-- Start INPUT FOR THIS TASK --

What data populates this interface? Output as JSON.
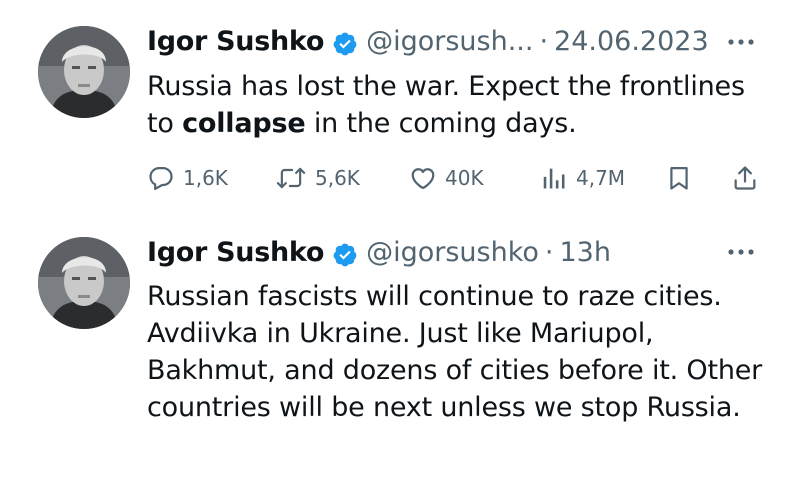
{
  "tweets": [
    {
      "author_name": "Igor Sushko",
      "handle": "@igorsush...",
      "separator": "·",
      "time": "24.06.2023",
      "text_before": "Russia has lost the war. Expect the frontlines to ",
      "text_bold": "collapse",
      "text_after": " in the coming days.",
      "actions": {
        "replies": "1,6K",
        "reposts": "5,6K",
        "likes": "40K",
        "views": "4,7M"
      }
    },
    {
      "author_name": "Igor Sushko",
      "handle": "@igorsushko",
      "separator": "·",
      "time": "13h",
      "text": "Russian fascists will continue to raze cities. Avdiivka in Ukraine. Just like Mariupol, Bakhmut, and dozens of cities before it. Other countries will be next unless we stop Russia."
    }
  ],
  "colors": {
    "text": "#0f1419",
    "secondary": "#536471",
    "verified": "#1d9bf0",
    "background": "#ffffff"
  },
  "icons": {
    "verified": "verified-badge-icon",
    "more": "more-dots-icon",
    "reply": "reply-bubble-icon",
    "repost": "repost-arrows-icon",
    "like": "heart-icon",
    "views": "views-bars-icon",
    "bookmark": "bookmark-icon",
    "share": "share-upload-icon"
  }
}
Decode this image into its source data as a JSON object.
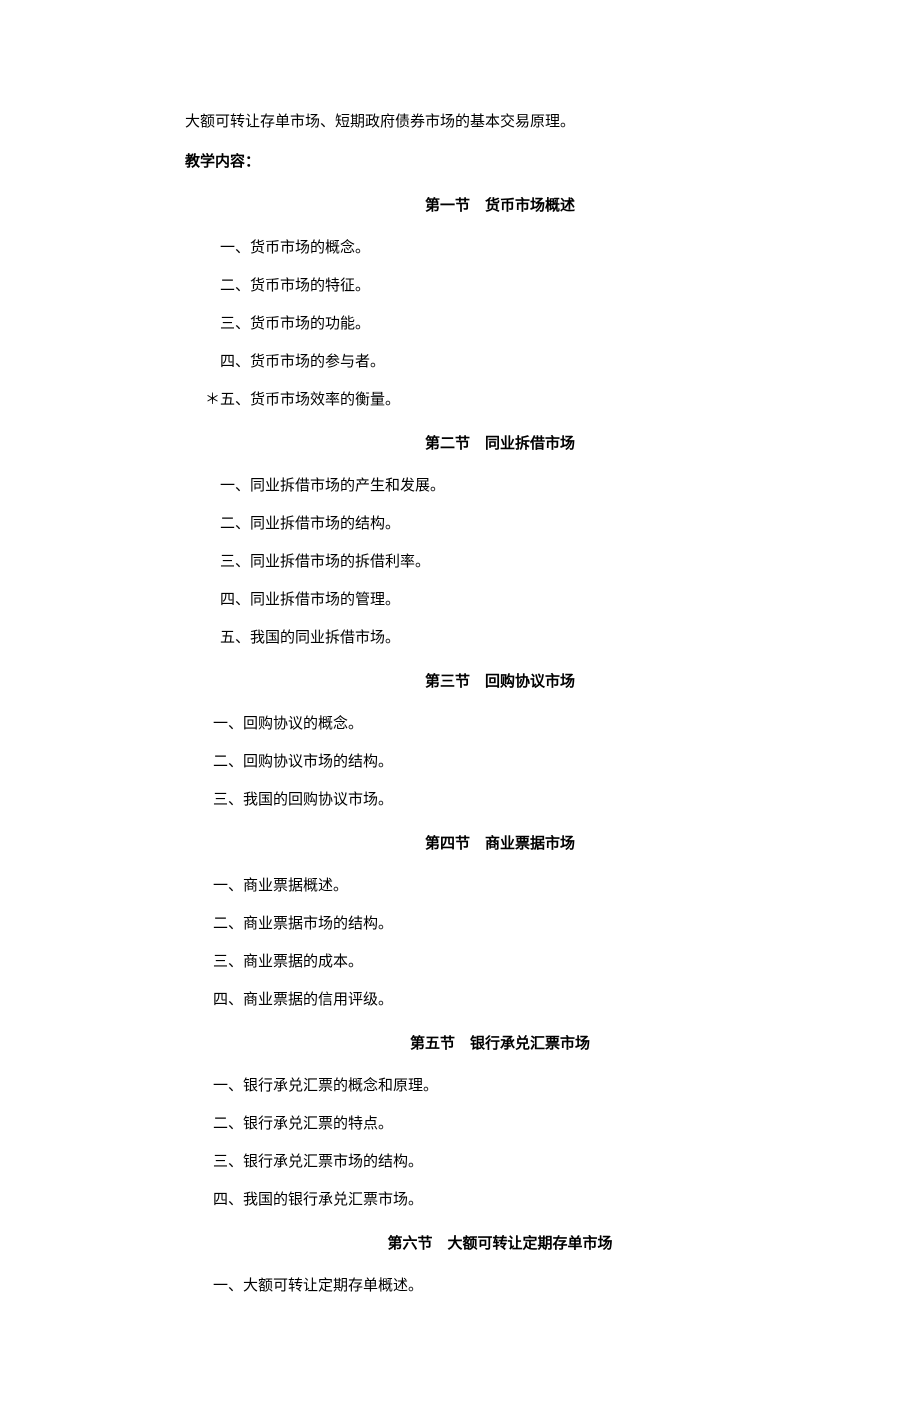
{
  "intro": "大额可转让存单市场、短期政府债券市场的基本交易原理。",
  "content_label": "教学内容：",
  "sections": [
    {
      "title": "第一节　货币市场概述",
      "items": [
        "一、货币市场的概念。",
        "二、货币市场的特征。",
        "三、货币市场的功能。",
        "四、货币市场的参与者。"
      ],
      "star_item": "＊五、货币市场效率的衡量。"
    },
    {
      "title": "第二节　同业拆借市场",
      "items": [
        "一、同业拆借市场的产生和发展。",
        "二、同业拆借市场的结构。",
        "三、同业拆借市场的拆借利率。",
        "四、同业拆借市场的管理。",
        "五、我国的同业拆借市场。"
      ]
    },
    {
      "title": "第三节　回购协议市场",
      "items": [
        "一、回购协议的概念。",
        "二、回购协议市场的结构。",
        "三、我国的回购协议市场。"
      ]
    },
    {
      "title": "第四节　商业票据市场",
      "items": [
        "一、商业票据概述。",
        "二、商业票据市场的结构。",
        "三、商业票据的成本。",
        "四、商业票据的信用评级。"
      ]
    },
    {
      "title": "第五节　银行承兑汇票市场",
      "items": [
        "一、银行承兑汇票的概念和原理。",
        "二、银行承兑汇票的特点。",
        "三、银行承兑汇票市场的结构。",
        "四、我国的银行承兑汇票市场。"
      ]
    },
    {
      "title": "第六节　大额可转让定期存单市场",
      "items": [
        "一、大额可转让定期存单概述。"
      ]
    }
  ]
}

-- End INPUT FOR THIS TASK --

TASK REQUIREMENTS> Reproduce every line of the material precisely, omitting its pictures.

FINISHED TASK>
What data populates this interface? Output as JSON.
{
  "tweets": [
    {
      "author_name": "Igor Sushko",
      "handle": "@igorsush...",
      "separator": "·",
      "time": "24.06.2023",
      "text_before": "Russia has lost the war. Expect the frontlines to ",
      "text_bold": "collapse",
      "text_after": " in the coming days.",
      "actions": {
        "replies": "1,6K",
        "reposts": "5,6K",
        "likes": "40K",
        "views": "4,7M"
      }
    },
    {
      "author_name": "Igor Sushko",
      "handle": "@igorsushko",
      "separator": "·",
      "time": "13h",
      "text": "Russian fascists will continue to raze cities. Avdiivka in Ukraine. Just like Mariupol, Bakhmut, and dozens of cities before it. Other countries will be next unless we stop Russia."
    }
  ],
  "colors": {
    "text": "#0f1419",
    "secondary": "#536471",
    "verified": "#1d9bf0",
    "background": "#ffffff"
  },
  "icons": {
    "verified": "verified-badge-icon",
    "more": "more-dots-icon",
    "reply": "reply-bubble-icon",
    "repost": "repost-arrows-icon",
    "like": "heart-icon",
    "views": "views-bars-icon",
    "bookmark": "bookmark-icon",
    "share": "share-upload-icon"
  }
}
Decode this image into its source data as a JSON object.
{
  "intro": "大额可转让存单市场、短期政府债券市场的基本交易原理。",
  "content_label": "教学内容：",
  "sections": [
    {
      "title": "第一节　货币市场概述",
      "items": [
        "一、货币市场的概念。",
        "二、货币市场的特征。",
        "三、货币市场的功能。",
        "四、货币市场的参与者。"
      ],
      "star_item": "＊五、货币市场效率的衡量。"
    },
    {
      "title": "第二节　同业拆借市场",
      "items": [
        "一、同业拆借市场的产生和发展。",
        "二、同业拆借市场的结构。",
        "三、同业拆借市场的拆借利率。",
        "四、同业拆借市场的管理。",
        "五、我国的同业拆借市场。"
      ]
    },
    {
      "title": "第三节　回购协议市场",
      "items": [
        "一、回购协议的概念。",
        "二、回购协议市场的结构。",
        "三、我国的回购协议市场。"
      ]
    },
    {
      "title": "第四节　商业票据市场",
      "items": [
        "一、商业票据概述。",
        "二、商业票据市场的结构。",
        "三、商业票据的成本。",
        "四、商业票据的信用评级。"
      ]
    },
    {
      "title": "第五节　银行承兑汇票市场",
      "items": [
        "一、银行承兑汇票的概念和原理。",
        "二、银行承兑汇票的特点。",
        "三、银行承兑汇票市场的结构。",
        "四、我国的银行承兑汇票市场。"
      ]
    },
    {
      "title": "第六节　大额可转让定期存单市场",
      "items": [
        "一、大额可转让定期存单概述。"
      ]
    }
  ]
}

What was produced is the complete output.